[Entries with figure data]
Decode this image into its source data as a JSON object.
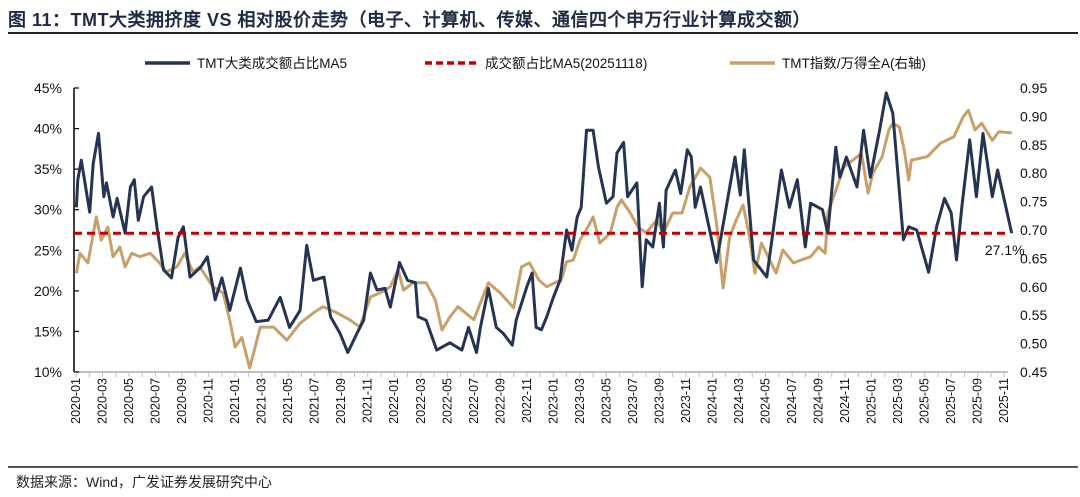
{
  "title": "图 11：TMT大类拥挤度 VS 相对股价走势（电子、计算机、传媒、通信四个申万行业计算成交额）",
  "source": "数据来源：Wind，广发证券发展研究中心",
  "colors": {
    "navy": "#263453",
    "red": "#c00000",
    "gold": "#c8a06a",
    "axis": "#bfbfbf"
  },
  "chart_data": {
    "type": "line",
    "title": "",
    "legend_position": "top",
    "grid": false,
    "x_range": [
      "2020-01",
      "2025-11"
    ],
    "x_ticks": [
      "2020-01",
      "2020-03",
      "2020-05",
      "2020-07",
      "2020-09",
      "2020-11",
      "2021-01",
      "2021-03",
      "2021-05",
      "2021-07",
      "2021-09",
      "2021-11",
      "2022-01",
      "2022-03",
      "2022-05",
      "2022-07",
      "2022-09",
      "2022-11",
      "2023-01",
      "2023-03",
      "2023-05",
      "2023-07",
      "2023-09",
      "2023-11",
      "2024-01",
      "2024-03",
      "2024-05",
      "2024-07",
      "2024-09",
      "2024-11",
      "2025-01",
      "2025-03",
      "2025-05",
      "2025-07",
      "2025-09",
      "2025-11"
    ],
    "y_left": {
      "range": [
        10,
        45
      ],
      "ticks": [
        "10%",
        "15%",
        "20%",
        "25%",
        "30%",
        "35%",
        "40%",
        "45%"
      ],
      "tick_values": [
        10,
        15,
        20,
        25,
        30,
        35,
        40,
        45
      ]
    },
    "y_right": {
      "range": [
        0.45,
        0.95
      ],
      "ticks": [
        "0.45",
        "0.50",
        "0.55",
        "0.60",
        "0.65",
        "0.70",
        "0.75",
        "0.80",
        "0.85",
        "0.90",
        "0.95"
      ],
      "tick_values": [
        0.45,
        0.5,
        0.55,
        0.6,
        0.65,
        0.7,
        0.75,
        0.8,
        0.85,
        0.9,
        0.95
      ]
    },
    "annotation": {
      "text": "27.1%",
      "x": "2025-11-18",
      "y": 27.1
    },
    "series": [
      {
        "name": "TMT大类成交额占比MA5",
        "axis": "left",
        "color": "#263453",
        "style": "solid",
        "points": [
          [
            "2020-01-02",
            30.3
          ],
          [
            "2020-01-05",
            33.7
          ],
          [
            "2020-01-13",
            36.1
          ],
          [
            "2020-02-02",
            29.7
          ],
          [
            "2020-02-10",
            35.7
          ],
          [
            "2020-02-22",
            39.4
          ],
          [
            "2020-03-04",
            31.6
          ],
          [
            "2020-03-10",
            33.3
          ],
          [
            "2020-03-25",
            29.1
          ],
          [
            "2020-04-04",
            31.4
          ],
          [
            "2020-04-22",
            27.1
          ],
          [
            "2020-05-04",
            32.8
          ],
          [
            "2020-05-13",
            33.7
          ],
          [
            "2020-05-22",
            28.7
          ],
          [
            "2020-06-04",
            31.6
          ],
          [
            "2020-06-22",
            32.8
          ],
          [
            "2020-07-04",
            27.9
          ],
          [
            "2020-07-19",
            22.6
          ],
          [
            "2020-08-07",
            21.6
          ],
          [
            "2020-08-22",
            26.6
          ],
          [
            "2020-09-04",
            27.9
          ],
          [
            "2020-09-19",
            21.7
          ],
          [
            "2020-10-13",
            22.9
          ],
          [
            "2020-10-28",
            24.2
          ],
          [
            "2020-11-16",
            18.9
          ],
          [
            "2020-12-01",
            21.6
          ],
          [
            "2020-12-19",
            17.6
          ],
          [
            "2021-01-13",
            22.8
          ],
          [
            "2021-01-28",
            18.9
          ],
          [
            "2021-02-19",
            16.2
          ],
          [
            "2021-03-16",
            16.4
          ],
          [
            "2021-04-13",
            19.2
          ],
          [
            "2021-05-04",
            15.5
          ],
          [
            "2021-05-28",
            17.6
          ],
          [
            "2021-06-13",
            25.6
          ],
          [
            "2021-06-28",
            21.3
          ],
          [
            "2021-07-22",
            21.7
          ],
          [
            "2021-08-07",
            16.8
          ],
          [
            "2021-08-28",
            14.8
          ],
          [
            "2021-09-16",
            12.4
          ],
          [
            "2021-10-07",
            14.8
          ],
          [
            "2021-10-22",
            16.4
          ],
          [
            "2021-11-07",
            22.2
          ],
          [
            "2021-11-22",
            20.1
          ],
          [
            "2021-12-10",
            20.3
          ],
          [
            "2021-12-22",
            18.0
          ],
          [
            "2022-01-13",
            23.5
          ],
          [
            "2022-02-01",
            21.3
          ],
          [
            "2022-02-19",
            21.0
          ],
          [
            "2022-02-25",
            16.8
          ],
          [
            "2022-03-13",
            16.4
          ],
          [
            "2022-04-07",
            12.7
          ],
          [
            "2022-05-07",
            13.6
          ],
          [
            "2022-06-04",
            12.7
          ],
          [
            "2022-06-19",
            15.5
          ],
          [
            "2022-07-07",
            12.4
          ],
          [
            "2022-07-16",
            15.5
          ],
          [
            "2022-08-04",
            20.3
          ],
          [
            "2022-08-22",
            15.5
          ],
          [
            "2022-09-07",
            14.8
          ],
          [
            "2022-09-28",
            13.3
          ],
          [
            "2022-10-07",
            16.4
          ],
          [
            "2022-11-01",
            20.5
          ],
          [
            "2022-11-13",
            22.2
          ],
          [
            "2022-11-22",
            15.5
          ],
          [
            "2022-12-04",
            15.2
          ],
          [
            "2022-12-16",
            16.8
          ],
          [
            "2023-01-01",
            19.2
          ],
          [
            "2023-01-16",
            21.3
          ],
          [
            "2023-02-01",
            27.5
          ],
          [
            "2023-02-13",
            25.0
          ],
          [
            "2023-02-25",
            29.1
          ],
          [
            "2023-03-04",
            30.3
          ],
          [
            "2023-03-16",
            39.8
          ],
          [
            "2023-04-01",
            39.8
          ],
          [
            "2023-04-13",
            35.3
          ],
          [
            "2023-05-01",
            30.8
          ],
          [
            "2023-05-16",
            31.6
          ],
          [
            "2023-05-25",
            37.0
          ],
          [
            "2023-06-10",
            38.3
          ],
          [
            "2023-06-19",
            31.6
          ],
          [
            "2023-07-10",
            33.3
          ],
          [
            "2023-07-22",
            20.5
          ],
          [
            "2023-08-01",
            26.3
          ],
          [
            "2023-08-16",
            25.4
          ],
          [
            "2023-09-01",
            30.8
          ],
          [
            "2023-09-10",
            25.4
          ],
          [
            "2023-09-16",
            32.4
          ],
          [
            "2023-10-07",
            34.9
          ],
          [
            "2023-10-19",
            32.0
          ],
          [
            "2023-11-04",
            37.4
          ],
          [
            "2023-11-13",
            36.5
          ],
          [
            "2023-11-22",
            30.3
          ],
          [
            "2023-12-04",
            32.8
          ],
          [
            "2024-01-10",
            23.5
          ],
          [
            "2024-02-22",
            36.5
          ],
          [
            "2024-03-04",
            31.8
          ],
          [
            "2024-03-13",
            37.4
          ],
          [
            "2024-04-04",
            23.8
          ],
          [
            "2024-05-04",
            21.7
          ],
          [
            "2024-06-07",
            34.9
          ],
          [
            "2024-06-25",
            30.3
          ],
          [
            "2024-07-13",
            33.7
          ],
          [
            "2024-08-01",
            25.4
          ],
          [
            "2024-08-13",
            30.8
          ],
          [
            "2024-09-10",
            30.0
          ],
          [
            "2024-09-22",
            27.1
          ],
          [
            "2024-10-10",
            37.7
          ],
          [
            "2024-10-19",
            34.0
          ],
          [
            "2024-11-04",
            36.5
          ],
          [
            "2024-11-28",
            32.8
          ],
          [
            "2024-12-13",
            39.8
          ],
          [
            "2024-12-28",
            34.0
          ],
          [
            "2025-01-19",
            39.8
          ],
          [
            "2025-02-04",
            44.4
          ],
          [
            "2025-02-19",
            41.9
          ],
          [
            "2025-03-13",
            26.3
          ],
          [
            "2025-03-25",
            27.9
          ],
          [
            "2025-04-13",
            27.5
          ],
          [
            "2025-05-10",
            22.3
          ],
          [
            "2025-05-28",
            27.9
          ],
          [
            "2025-06-16",
            31.4
          ],
          [
            "2025-07-01",
            29.6
          ],
          [
            "2025-07-13",
            23.8
          ],
          [
            "2025-07-25",
            30.3
          ],
          [
            "2025-08-13",
            38.6
          ],
          [
            "2025-08-28",
            31.6
          ],
          [
            "2025-09-13",
            39.4
          ],
          [
            "2025-10-04",
            31.6
          ],
          [
            "2025-10-16",
            34.9
          ],
          [
            "2025-11-18",
            27.1
          ]
        ]
      },
      {
        "name": "成交额占比MA5(20251118)",
        "axis": "left",
        "color": "#c00000",
        "style": "dashed",
        "value": 27.1
      },
      {
        "name": "TMT指数/万得全A(右轴)",
        "axis": "right",
        "color": "#c8a06a",
        "style": "solid",
        "points": [
          [
            "2020-01-02",
            0.624
          ],
          [
            "2020-01-10",
            0.659
          ],
          [
            "2020-01-28",
            0.642
          ],
          [
            "2020-02-17",
            0.723
          ],
          [
            "2020-02-28",
            0.682
          ],
          [
            "2020-03-13",
            0.705
          ],
          [
            "2020-03-25",
            0.653
          ],
          [
            "2020-04-10",
            0.67
          ],
          [
            "2020-04-22",
            0.635
          ],
          [
            "2020-05-07",
            0.659
          ],
          [
            "2020-05-25",
            0.653
          ],
          [
            "2020-06-19",
            0.659
          ],
          [
            "2020-07-10",
            0.642
          ],
          [
            "2020-07-25",
            0.626
          ],
          [
            "2020-08-19",
            0.635
          ],
          [
            "2020-09-07",
            0.659
          ],
          [
            "2020-09-26",
            0.626
          ],
          [
            "2020-10-11",
            0.635
          ],
          [
            "2020-11-11",
            0.6
          ],
          [
            "2020-12-04",
            0.589
          ],
          [
            "2020-12-19",
            0.541
          ],
          [
            "2021-01-01",
            0.494
          ],
          [
            "2021-01-16",
            0.511
          ],
          [
            "2021-02-04",
            0.457
          ],
          [
            "2021-02-28",
            0.529
          ],
          [
            "2021-03-28",
            0.529
          ],
          [
            "2021-04-28",
            0.506
          ],
          [
            "2021-05-28",
            0.536
          ],
          [
            "2021-06-28",
            0.554
          ],
          [
            "2021-07-20",
            0.565
          ],
          [
            "2021-08-22",
            0.554
          ],
          [
            "2021-09-22",
            0.541
          ],
          [
            "2021-10-13",
            0.529
          ],
          [
            "2021-11-07",
            0.582
          ],
          [
            "2021-11-28",
            0.589
          ],
          [
            "2021-12-22",
            0.6
          ],
          [
            "2022-01-10",
            0.63
          ],
          [
            "2022-01-22",
            0.594
          ],
          [
            "2022-02-13",
            0.607
          ],
          [
            "2022-03-13",
            0.607
          ],
          [
            "2022-04-04",
            0.577
          ],
          [
            "2022-04-19",
            0.524
          ],
          [
            "2022-05-07",
            0.547
          ],
          [
            "2022-05-25",
            0.565
          ],
          [
            "2022-07-01",
            0.542
          ],
          [
            "2022-08-04",
            0.607
          ],
          [
            "2022-09-01",
            0.589
          ],
          [
            "2022-10-01",
            0.563
          ],
          [
            "2022-10-19",
            0.635
          ],
          [
            "2022-11-07",
            0.642
          ],
          [
            "2022-11-28",
            0.612
          ],
          [
            "2022-12-16",
            0.6
          ],
          [
            "2023-01-04",
            0.607
          ],
          [
            "2023-01-19",
            0.612
          ],
          [
            "2023-02-01",
            0.644
          ],
          [
            "2023-02-16",
            0.647
          ],
          [
            "2023-03-01",
            0.682
          ],
          [
            "2023-03-19",
            0.705
          ],
          [
            "2023-04-01",
            0.723
          ],
          [
            "2023-04-16",
            0.677
          ],
          [
            "2023-05-10",
            0.695
          ],
          [
            "2023-05-25",
            0.74
          ],
          [
            "2023-06-05",
            0.753
          ],
          [
            "2023-06-25",
            0.73
          ],
          [
            "2023-07-13",
            0.705
          ],
          [
            "2023-08-01",
            0.695
          ],
          [
            "2023-08-25",
            0.718
          ],
          [
            "2023-09-10",
            0.695
          ],
          [
            "2023-10-01",
            0.73
          ],
          [
            "2023-10-22",
            0.73
          ],
          [
            "2023-11-10",
            0.776
          ],
          [
            "2023-12-04",
            0.809
          ],
          [
            "2023-12-25",
            0.793
          ],
          [
            "2024-01-10",
            0.712
          ],
          [
            "2024-01-25",
            0.598
          ],
          [
            "2024-02-10",
            0.688
          ],
          [
            "2024-02-25",
            0.718
          ],
          [
            "2024-03-10",
            0.744
          ],
          [
            "2024-03-25",
            0.688
          ],
          [
            "2024-04-07",
            0.624
          ],
          [
            "2024-04-22",
            0.677
          ],
          [
            "2024-05-25",
            0.624
          ],
          [
            "2024-06-10",
            0.665
          ],
          [
            "2024-07-04",
            0.642
          ],
          [
            "2024-08-13",
            0.653
          ],
          [
            "2024-09-01",
            0.67
          ],
          [
            "2024-09-16",
            0.659
          ],
          [
            "2024-09-22",
            0.73
          ],
          [
            "2024-10-13",
            0.776
          ],
          [
            "2024-10-28",
            0.811
          ],
          [
            "2024-11-19",
            0.823
          ],
          [
            "2024-12-08",
            0.835
          ],
          [
            "2024-12-23",
            0.765
          ],
          [
            "2025-01-04",
            0.8
          ],
          [
            "2025-01-25",
            0.829
          ],
          [
            "2025-02-10",
            0.876
          ],
          [
            "2025-02-19",
            0.888
          ],
          [
            "2025-03-04",
            0.881
          ],
          [
            "2025-03-16",
            0.835
          ],
          [
            "2025-03-25",
            0.788
          ],
          [
            "2025-04-01",
            0.823
          ],
          [
            "2025-05-07",
            0.829
          ],
          [
            "2025-06-07",
            0.853
          ],
          [
            "2025-07-07",
            0.864
          ],
          [
            "2025-07-28",
            0.899
          ],
          [
            "2025-08-10",
            0.911
          ],
          [
            "2025-08-25",
            0.876
          ],
          [
            "2025-09-10",
            0.888
          ],
          [
            "2025-10-04",
            0.858
          ],
          [
            "2025-10-19",
            0.873
          ],
          [
            "2025-11-18",
            0.871
          ]
        ]
      }
    ]
  }
}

_The exercise_.
Report how many lines in this data include the string "source", and nothing else.

_Worked solution_.
2